[Start Dataset extract]

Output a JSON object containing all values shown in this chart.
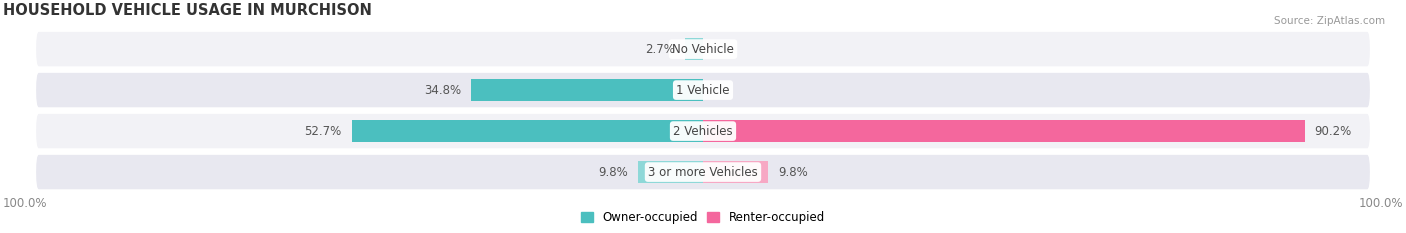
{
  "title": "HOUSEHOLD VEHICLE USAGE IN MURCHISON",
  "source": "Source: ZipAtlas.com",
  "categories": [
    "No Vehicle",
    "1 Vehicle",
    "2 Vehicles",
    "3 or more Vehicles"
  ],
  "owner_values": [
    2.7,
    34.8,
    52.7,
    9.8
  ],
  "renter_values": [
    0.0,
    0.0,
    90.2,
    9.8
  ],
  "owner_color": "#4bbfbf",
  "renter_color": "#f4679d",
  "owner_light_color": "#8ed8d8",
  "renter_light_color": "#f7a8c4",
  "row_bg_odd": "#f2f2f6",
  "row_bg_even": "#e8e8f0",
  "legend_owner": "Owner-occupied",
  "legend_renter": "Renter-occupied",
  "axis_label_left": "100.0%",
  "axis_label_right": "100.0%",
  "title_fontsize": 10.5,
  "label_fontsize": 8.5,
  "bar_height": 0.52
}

[End Dataset extract]
[Start Dataset extract]

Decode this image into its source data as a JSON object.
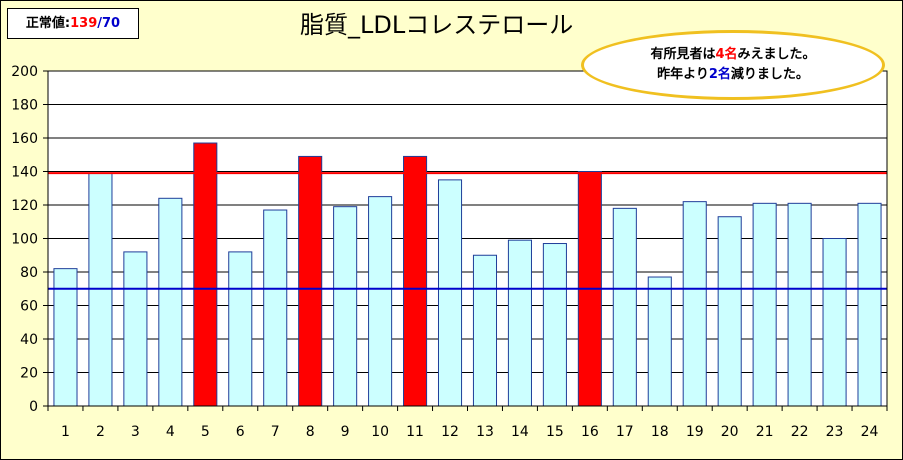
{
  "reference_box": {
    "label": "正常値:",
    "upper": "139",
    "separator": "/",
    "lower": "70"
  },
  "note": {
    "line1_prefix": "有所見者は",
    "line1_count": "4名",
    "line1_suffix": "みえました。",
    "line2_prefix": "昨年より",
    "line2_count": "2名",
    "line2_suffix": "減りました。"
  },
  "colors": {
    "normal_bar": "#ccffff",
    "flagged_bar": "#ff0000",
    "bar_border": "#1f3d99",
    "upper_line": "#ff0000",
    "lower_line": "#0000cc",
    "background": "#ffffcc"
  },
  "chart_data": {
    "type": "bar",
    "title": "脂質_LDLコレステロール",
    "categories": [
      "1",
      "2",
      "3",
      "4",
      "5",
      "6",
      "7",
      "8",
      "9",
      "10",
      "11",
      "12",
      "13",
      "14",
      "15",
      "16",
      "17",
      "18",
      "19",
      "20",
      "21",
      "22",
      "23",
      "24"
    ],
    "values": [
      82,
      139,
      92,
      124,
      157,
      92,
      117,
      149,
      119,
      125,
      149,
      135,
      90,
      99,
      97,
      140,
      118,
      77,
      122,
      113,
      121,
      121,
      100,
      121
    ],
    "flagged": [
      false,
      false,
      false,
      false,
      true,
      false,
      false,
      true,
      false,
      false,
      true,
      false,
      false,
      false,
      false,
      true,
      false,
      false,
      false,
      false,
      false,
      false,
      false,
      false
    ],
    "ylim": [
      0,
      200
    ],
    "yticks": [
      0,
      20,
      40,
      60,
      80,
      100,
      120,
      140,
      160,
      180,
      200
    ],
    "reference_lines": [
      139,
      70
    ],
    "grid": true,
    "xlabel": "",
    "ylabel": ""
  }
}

[End Dataset extract]
[Start Dataset extract]

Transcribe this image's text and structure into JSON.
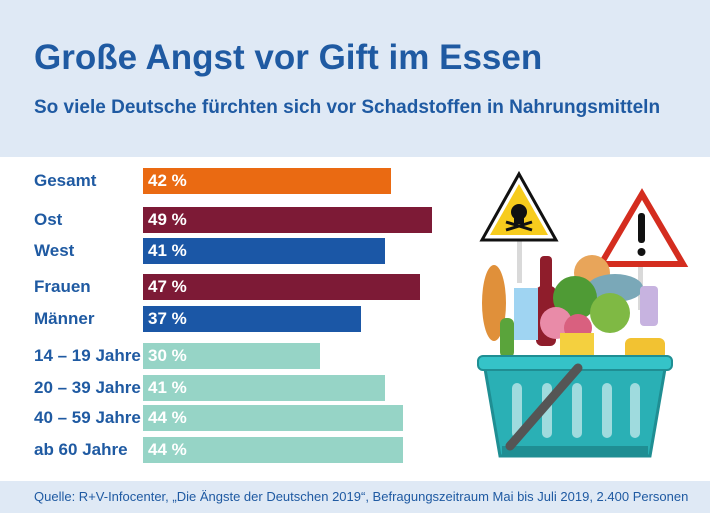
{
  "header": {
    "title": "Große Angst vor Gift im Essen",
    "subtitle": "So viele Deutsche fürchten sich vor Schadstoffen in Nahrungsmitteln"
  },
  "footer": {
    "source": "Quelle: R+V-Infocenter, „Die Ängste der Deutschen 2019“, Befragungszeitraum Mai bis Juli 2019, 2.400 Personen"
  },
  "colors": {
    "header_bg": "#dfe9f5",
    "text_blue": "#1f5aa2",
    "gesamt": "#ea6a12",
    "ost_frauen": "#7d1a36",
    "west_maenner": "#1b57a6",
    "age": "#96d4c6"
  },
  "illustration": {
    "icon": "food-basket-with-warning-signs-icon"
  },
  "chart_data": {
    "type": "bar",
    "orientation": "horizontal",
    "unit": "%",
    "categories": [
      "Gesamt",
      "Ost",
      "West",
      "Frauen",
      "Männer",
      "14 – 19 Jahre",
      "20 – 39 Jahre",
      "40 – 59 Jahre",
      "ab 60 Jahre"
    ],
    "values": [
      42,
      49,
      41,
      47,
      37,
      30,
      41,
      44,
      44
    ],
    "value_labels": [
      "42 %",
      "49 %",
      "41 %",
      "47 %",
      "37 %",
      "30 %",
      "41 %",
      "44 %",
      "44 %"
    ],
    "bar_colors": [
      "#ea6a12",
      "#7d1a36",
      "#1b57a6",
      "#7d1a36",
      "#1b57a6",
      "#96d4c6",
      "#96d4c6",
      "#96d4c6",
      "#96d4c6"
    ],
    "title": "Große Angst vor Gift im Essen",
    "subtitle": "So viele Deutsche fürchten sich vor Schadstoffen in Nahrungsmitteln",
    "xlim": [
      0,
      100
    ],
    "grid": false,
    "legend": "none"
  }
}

[End Dataset extract]

▶ **To do**
Find every line that has "sich" in it, then return those lines.

▶ **Exercise response**
    "subtitle": "So viele Deutsche fürchten sich vor Schadstoffen in Nahrungsmitteln"
    "subtitle": "So viele Deutsche fürchten sich vor Schadstoffen in Nahrungsmitteln",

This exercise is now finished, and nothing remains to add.